> [Exercise objective]:
With the pictures left out, copy the listing below exactly.

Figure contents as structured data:
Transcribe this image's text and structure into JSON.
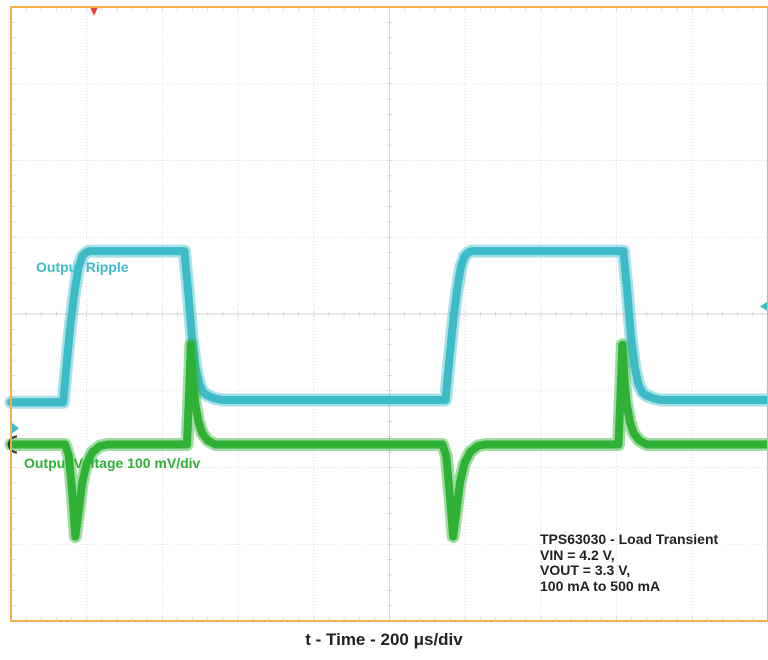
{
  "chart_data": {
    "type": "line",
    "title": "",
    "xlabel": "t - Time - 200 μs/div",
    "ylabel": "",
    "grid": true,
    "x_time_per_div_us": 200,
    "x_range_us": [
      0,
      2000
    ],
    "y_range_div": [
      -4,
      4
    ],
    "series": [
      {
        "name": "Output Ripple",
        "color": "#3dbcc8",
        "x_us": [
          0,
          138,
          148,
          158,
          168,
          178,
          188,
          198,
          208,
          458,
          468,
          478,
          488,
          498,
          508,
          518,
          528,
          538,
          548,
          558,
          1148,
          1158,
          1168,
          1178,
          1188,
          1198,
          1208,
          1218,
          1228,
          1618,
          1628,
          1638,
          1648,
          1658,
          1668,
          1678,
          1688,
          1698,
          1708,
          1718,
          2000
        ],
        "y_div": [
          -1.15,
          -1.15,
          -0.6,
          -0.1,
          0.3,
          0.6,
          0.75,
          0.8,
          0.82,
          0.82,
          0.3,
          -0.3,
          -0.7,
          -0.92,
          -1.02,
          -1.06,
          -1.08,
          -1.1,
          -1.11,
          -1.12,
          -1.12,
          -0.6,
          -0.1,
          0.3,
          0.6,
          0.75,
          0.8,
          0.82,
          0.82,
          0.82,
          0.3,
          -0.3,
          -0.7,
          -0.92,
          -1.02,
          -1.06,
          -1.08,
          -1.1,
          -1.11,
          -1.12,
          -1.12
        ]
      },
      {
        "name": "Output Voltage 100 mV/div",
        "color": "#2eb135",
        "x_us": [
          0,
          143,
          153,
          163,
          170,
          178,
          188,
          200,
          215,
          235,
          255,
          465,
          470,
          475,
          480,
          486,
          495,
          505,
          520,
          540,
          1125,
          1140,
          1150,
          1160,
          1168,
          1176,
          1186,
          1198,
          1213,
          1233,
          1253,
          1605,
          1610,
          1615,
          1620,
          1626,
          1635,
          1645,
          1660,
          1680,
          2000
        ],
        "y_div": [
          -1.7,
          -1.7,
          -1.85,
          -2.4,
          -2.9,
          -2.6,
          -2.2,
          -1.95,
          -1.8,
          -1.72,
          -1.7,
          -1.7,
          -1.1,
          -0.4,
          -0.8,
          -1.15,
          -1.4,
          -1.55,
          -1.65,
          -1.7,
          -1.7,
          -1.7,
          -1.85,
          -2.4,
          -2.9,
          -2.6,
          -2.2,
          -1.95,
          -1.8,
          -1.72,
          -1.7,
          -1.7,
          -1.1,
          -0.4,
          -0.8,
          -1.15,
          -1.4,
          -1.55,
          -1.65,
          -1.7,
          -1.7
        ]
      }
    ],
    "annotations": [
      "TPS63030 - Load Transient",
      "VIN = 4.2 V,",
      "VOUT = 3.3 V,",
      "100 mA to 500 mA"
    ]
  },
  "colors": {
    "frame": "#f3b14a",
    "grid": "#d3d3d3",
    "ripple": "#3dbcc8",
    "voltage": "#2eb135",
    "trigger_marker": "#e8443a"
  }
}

> [Expected answer]:
Transcribe this image's text and structure into JSON.
{
  "chart_data": {
    "type": "line",
    "title": "",
    "xlabel": "t - Time - 200 μs/div",
    "ylabel": "",
    "grid": true,
    "x_time_per_div_us": 200,
    "x_range_us": [
      0,
      2000
    ],
    "y_range_div": [
      -4,
      4
    ],
    "series": [
      {
        "name": "Output Ripple",
        "color": "#3dbcc8",
        "x_us": [
          0,
          138,
          148,
          158,
          168,
          178,
          188,
          198,
          208,
          458,
          468,
          478,
          488,
          498,
          508,
          518,
          528,
          538,
          548,
          558,
          1148,
          1158,
          1168,
          1178,
          1188,
          1198,
          1208,
          1218,
          1228,
          1618,
          1628,
          1638,
          1648,
          1658,
          1668,
          1678,
          1688,
          1698,
          1708,
          1718,
          2000
        ],
        "y_div": [
          -1.15,
          -1.15,
          -0.6,
          -0.1,
          0.3,
          0.6,
          0.75,
          0.8,
          0.82,
          0.82,
          0.3,
          -0.3,
          -0.7,
          -0.92,
          -1.02,
          -1.06,
          -1.08,
          -1.1,
          -1.11,
          -1.12,
          -1.12,
          -0.6,
          -0.1,
          0.3,
          0.6,
          0.75,
          0.8,
          0.82,
          0.82,
          0.82,
          0.3,
          -0.3,
          -0.7,
          -0.92,
          -1.02,
          -1.06,
          -1.08,
          -1.1,
          -1.11,
          -1.12,
          -1.12
        ]
      },
      {
        "name": "Output Voltage 100 mV/div",
        "color": "#2eb135",
        "x_us": [
          0,
          143,
          153,
          163,
          170,
          178,
          188,
          200,
          215,
          235,
          255,
          465,
          470,
          475,
          480,
          486,
          495,
          505,
          520,
          540,
          1125,
          1140,
          1150,
          1160,
          1168,
          1176,
          1186,
          1198,
          1213,
          1233,
          1253,
          1605,
          1610,
          1615,
          1620,
          1626,
          1635,
          1645,
          1660,
          1680,
          2000
        ],
        "y_div": [
          -1.7,
          -1.7,
          -1.85,
          -2.4,
          -2.9,
          -2.6,
          -2.2,
          -1.95,
          -1.8,
          -1.72,
          -1.7,
          -1.7,
          -1.1,
          -0.4,
          -0.8,
          -1.15,
          -1.4,
          -1.55,
          -1.65,
          -1.7,
          -1.7,
          -1.7,
          -1.85,
          -2.4,
          -2.9,
          -2.6,
          -2.2,
          -1.95,
          -1.8,
          -1.72,
          -1.7,
          -1.7,
          -1.1,
          -0.4,
          -0.8,
          -1.15,
          -1.4,
          -1.55,
          -1.65,
          -1.7,
          -1.7
        ]
      }
    ],
    "annotations": [
      "TPS63030 - Load Transient",
      "VIN = 4.2 V,",
      "VOUT = 3.3 V,",
      "100 mA to 500 mA"
    ]
  },
  "colors": {
    "frame": "#f3b14a",
    "grid": "#d3d3d3",
    "ripple": "#3dbcc8",
    "voltage": "#2eb135",
    "trigger_marker": "#e8443a"
  }
}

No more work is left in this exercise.